▶ _Written request_
Find the word "JSON" in the records below. List each line containing it.

Entries with figure data
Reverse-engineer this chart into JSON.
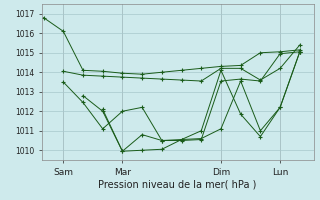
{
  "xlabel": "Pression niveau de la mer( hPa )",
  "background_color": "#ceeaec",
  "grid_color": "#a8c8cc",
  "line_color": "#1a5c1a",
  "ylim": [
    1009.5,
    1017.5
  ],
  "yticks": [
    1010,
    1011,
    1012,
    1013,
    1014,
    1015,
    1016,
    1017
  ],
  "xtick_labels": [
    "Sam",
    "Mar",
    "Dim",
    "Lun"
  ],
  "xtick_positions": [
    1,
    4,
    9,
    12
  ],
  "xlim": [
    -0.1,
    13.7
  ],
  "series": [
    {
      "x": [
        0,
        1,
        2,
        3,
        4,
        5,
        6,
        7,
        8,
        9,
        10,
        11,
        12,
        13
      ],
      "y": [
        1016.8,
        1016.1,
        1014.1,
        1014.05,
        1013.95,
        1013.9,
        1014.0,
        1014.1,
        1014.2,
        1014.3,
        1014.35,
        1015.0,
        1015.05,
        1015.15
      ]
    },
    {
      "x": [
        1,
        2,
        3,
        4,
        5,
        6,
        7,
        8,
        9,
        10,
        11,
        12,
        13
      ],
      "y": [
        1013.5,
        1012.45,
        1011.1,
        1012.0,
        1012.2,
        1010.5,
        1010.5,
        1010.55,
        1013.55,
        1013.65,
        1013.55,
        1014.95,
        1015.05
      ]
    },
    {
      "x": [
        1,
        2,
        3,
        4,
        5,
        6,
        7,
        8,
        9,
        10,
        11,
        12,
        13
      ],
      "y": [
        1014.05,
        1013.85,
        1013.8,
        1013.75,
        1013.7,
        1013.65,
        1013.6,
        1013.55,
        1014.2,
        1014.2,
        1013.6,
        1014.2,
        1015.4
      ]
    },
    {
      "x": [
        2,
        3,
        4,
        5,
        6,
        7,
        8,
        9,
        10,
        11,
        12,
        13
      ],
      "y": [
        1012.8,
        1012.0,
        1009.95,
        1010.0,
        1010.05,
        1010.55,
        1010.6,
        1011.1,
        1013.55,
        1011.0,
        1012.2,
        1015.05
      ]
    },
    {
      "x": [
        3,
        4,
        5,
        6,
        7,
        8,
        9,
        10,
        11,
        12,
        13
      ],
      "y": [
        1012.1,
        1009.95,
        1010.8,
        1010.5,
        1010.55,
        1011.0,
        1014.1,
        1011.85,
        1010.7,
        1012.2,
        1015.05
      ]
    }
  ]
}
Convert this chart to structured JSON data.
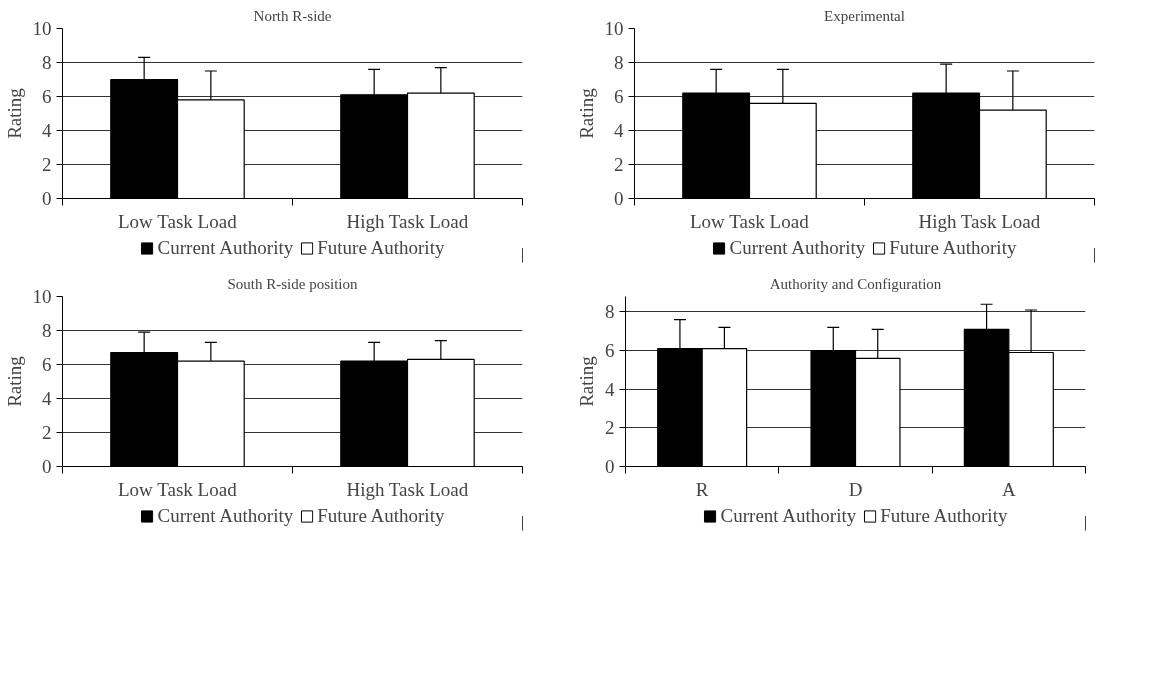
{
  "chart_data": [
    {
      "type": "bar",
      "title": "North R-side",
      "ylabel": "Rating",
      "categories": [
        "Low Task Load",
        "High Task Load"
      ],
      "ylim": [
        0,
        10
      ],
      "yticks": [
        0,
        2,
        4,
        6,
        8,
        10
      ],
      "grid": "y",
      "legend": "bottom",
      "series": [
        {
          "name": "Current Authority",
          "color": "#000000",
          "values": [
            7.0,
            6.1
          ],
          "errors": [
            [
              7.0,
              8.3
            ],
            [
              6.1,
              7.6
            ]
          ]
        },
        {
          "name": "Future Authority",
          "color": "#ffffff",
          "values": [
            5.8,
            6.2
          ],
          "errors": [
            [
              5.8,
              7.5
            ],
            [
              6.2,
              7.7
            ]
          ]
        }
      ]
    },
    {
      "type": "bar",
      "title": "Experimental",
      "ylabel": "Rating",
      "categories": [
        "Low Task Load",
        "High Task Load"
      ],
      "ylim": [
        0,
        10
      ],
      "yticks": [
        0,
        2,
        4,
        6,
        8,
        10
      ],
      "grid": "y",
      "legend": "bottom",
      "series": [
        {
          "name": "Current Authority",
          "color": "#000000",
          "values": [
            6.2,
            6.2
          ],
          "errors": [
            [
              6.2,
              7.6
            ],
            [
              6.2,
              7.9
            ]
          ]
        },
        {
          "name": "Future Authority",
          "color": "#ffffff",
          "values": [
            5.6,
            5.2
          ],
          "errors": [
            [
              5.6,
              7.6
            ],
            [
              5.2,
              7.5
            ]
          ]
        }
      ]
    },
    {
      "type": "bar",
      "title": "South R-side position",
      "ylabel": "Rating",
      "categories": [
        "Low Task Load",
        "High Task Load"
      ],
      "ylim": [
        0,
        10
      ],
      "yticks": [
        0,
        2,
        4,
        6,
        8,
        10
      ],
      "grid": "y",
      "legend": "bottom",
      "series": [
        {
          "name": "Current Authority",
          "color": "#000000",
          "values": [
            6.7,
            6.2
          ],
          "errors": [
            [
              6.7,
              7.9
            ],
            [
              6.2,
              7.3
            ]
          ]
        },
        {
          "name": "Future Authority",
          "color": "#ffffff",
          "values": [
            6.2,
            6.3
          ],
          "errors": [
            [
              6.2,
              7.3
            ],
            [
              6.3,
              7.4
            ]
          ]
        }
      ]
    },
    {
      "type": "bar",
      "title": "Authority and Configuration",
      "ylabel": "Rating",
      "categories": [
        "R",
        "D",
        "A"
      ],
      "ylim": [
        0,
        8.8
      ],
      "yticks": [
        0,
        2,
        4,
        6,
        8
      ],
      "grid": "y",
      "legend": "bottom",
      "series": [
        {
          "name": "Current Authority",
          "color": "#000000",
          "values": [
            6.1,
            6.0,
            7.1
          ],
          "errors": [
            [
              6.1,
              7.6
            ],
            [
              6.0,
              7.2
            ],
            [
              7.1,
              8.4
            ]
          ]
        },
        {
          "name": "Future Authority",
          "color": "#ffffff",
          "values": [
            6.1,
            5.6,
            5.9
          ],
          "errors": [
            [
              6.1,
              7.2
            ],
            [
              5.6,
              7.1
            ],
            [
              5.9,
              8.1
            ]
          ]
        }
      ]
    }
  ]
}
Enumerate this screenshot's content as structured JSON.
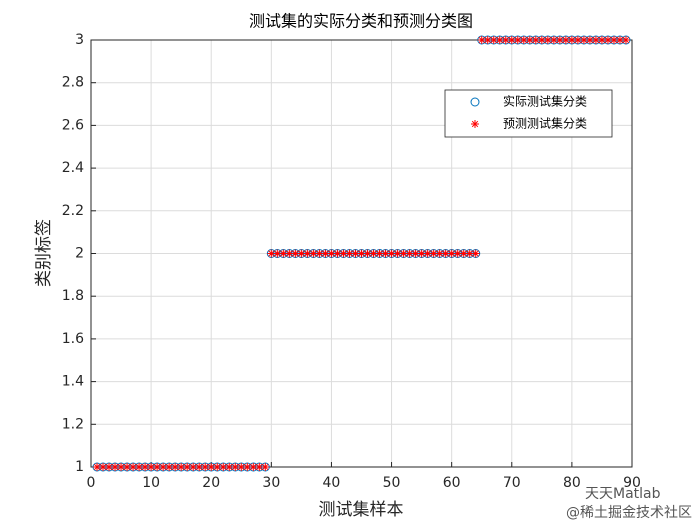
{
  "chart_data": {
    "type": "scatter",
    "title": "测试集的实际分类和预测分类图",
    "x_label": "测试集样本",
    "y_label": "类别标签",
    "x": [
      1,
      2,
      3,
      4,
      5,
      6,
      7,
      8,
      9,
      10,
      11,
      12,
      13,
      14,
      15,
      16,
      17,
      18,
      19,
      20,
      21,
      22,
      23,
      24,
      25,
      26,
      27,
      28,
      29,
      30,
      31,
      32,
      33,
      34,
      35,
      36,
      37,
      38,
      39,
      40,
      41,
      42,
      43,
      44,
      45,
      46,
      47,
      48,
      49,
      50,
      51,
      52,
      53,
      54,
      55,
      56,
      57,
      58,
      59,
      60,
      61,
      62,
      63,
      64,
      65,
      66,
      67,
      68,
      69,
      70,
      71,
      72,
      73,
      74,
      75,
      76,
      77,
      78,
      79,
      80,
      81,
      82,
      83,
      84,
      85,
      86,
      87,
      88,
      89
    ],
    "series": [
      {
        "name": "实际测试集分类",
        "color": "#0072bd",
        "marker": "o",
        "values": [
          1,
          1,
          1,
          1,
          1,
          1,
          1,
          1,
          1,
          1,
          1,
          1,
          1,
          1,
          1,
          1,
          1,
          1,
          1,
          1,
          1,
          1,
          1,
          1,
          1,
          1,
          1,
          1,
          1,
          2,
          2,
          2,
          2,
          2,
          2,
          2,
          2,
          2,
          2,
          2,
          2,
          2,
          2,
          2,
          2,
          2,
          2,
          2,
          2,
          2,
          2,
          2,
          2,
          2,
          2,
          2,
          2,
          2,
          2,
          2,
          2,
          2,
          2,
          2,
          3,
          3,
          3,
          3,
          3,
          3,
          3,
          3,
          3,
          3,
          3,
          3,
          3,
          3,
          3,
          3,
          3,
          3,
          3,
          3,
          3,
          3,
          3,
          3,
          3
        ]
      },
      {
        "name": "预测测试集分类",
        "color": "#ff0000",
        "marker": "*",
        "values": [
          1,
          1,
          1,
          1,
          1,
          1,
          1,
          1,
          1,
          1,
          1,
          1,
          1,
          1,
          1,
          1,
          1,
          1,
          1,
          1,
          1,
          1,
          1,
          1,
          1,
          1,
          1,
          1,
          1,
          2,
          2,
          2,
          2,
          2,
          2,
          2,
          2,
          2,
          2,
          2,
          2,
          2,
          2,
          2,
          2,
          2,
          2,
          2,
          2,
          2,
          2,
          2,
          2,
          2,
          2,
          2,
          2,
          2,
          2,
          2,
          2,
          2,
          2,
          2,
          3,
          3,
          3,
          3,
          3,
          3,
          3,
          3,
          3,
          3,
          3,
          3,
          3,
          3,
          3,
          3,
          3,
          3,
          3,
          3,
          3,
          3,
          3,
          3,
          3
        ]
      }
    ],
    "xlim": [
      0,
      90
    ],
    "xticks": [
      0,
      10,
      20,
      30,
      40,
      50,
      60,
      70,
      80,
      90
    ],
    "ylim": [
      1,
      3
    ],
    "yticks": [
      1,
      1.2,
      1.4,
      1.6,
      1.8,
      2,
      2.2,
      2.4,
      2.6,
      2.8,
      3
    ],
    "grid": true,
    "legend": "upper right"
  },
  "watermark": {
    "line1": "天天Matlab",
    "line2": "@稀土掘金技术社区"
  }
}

▶ _Answer for this exercise_
Reverse-engineer this chart into JSON.
Convert this chart to structured JSON data.
Enumerate this screenshot's content as structured JSON.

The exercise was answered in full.